__Task__. Transcribe all of the material exactly. Any picture in it should be left out.

__Data for this exercise__.

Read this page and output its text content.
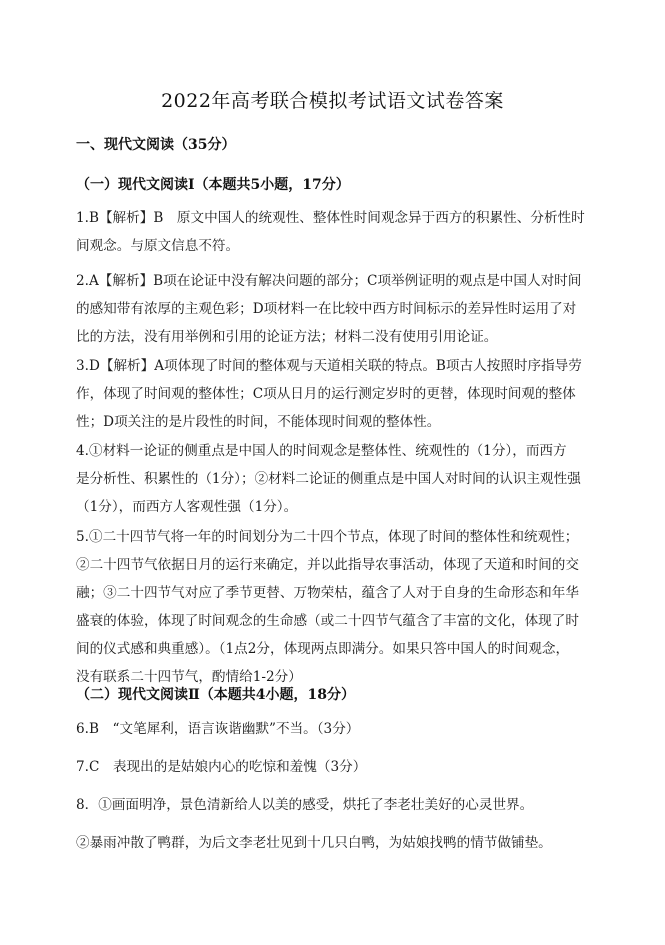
2022年高考联合模拟考试语文试卷答案
一、现代文阅读（35分）
（一）现代文阅读Ⅰ（本题共5小题，17分）

1.B【解析】B　原文中国人的统观性、整体性时间观念异于西方的积累性、分析性时
间观念。与原文信息不符。

2.A【解析】B项在论证中没有解决问题的部分；C项举例证明的观点是中国人对时间
的感知带有浓厚的主观色彩；D项材料一在比较中西方时间标示的差异性时运用了对
比的方法，没有用举例和引用的论证方法；材料二没有使用引用论证。

3.D【解析】A项体现了时间的整体观与天道相关联的特点。B项古人按照时序指导劳
作，体现了时间观的整体性；C项从日月的运行测定岁时的更替，体现时间观的整体
性；D项关注的是片段性的时间，不能体现时间观的整体性。

4.①材料一论证的侧重点是中国人的时间观念是整体性、统观性的（1分），而西方
是分析性、积累性的（1分）；②材料二论证的侧重点是中国人对时间的认识主观性强
（1分），而西方人客观性强（1分）。

5.①二十四节气将一年的时间划分为二十四个节点，体现了时间的整体性和统观性；
②二十四节气依据日月的运行来确定，并以此指导农事活动，体现了天道和时间的交
融；③二十四节气对应了季节更替、万物荣枯，蕴含了人对于自身的生命形态和年华
盛衰的体验，体现了时间观念的生命感（或二十四节气蕴含了丰富的文化，体现了时
间的仪式感和典重感）。（1点2分，体现两点即满分。如果只答中国人的时间观念，
没有联系二十四节气，酌情给1-2分）

（二）现代文阅读Ⅱ（本题共4小题，18分）

6.B　“文笔犀利，语言诙谐幽默”不当。（3分）

7.C　表现出的是姑娘内心的吃惊和羞愧（3分）

8．①画面明净，景色清新给人以美的感受，烘托了李老壮美好的心灵世界。

②暴雨冲散了鸭群，为后文李老壮见到十几只白鸭，为姑娘找鸭的情节做铺垫。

__Answer to this task__.
Read this page and output its text content.
2022年高考联合模拟考试语文试卷答案
一、现代文阅读（35分）
（一）现代文阅读Ⅰ（本题共5小题，17分）

1.B【解析】B　原文中国人的统观性、整体性时间观念异于西方的积累性、分析性时
间观念。与原文信息不符。

2.A【解析】B项在论证中没有解决问题的部分；C项举例证明的观点是中国人对时间
的感知带有浓厚的主观色彩；D项材料一在比较中西方时间标示的差异性时运用了对
比的方法，没有用举例和引用的论证方法；材料二没有使用引用论证。

3.D【解析】A项体现了时间的整体观与天道相关联的特点。B项古人按照时序指导劳
作，体现了时间观的整体性；C项从日月的运行测定岁时的更替，体现时间观的整体
性；D项关注的是片段性的时间，不能体现时间观的整体性。

4.①材料一论证的侧重点是中国人的时间观念是整体性、统观性的（1分），而西方
是分析性、积累性的（1分）；②材料二论证的侧重点是中国人对时间的认识主观性强
（1分），而西方人客观性强（1分）。

5.①二十四节气将一年的时间划分为二十四个节点，体现了时间的整体性和统观性；
②二十四节气依据日月的运行来确定，并以此指导农事活动，体现了天道和时间的交
融；③二十四节气对应了季节更替、万物荣枯，蕴含了人对于自身的生命形态和年华
盛衰的体验，体现了时间观念的生命感（或二十四节气蕴含了丰富的文化，体现了时
间的仪式感和典重感）。（1点2分，体现两点即满分。如果只答中国人的时间观念，
没有联系二十四节气，酌情给1-2分）

（二）现代文阅读Ⅱ（本题共4小题，18分）

6.B　“文笔犀利，语言诙谐幽默”不当。（3分）

7.C　表现出的是姑娘内心的吃惊和羞愧（3分）

8．①画面明净，景色清新给人以美的感受，烘托了李老壮美好的心灵世界。

②暴雨冲散了鸭群，为后文李老壮见到十几只白鸭，为姑娘找鸭的情节做铺垫。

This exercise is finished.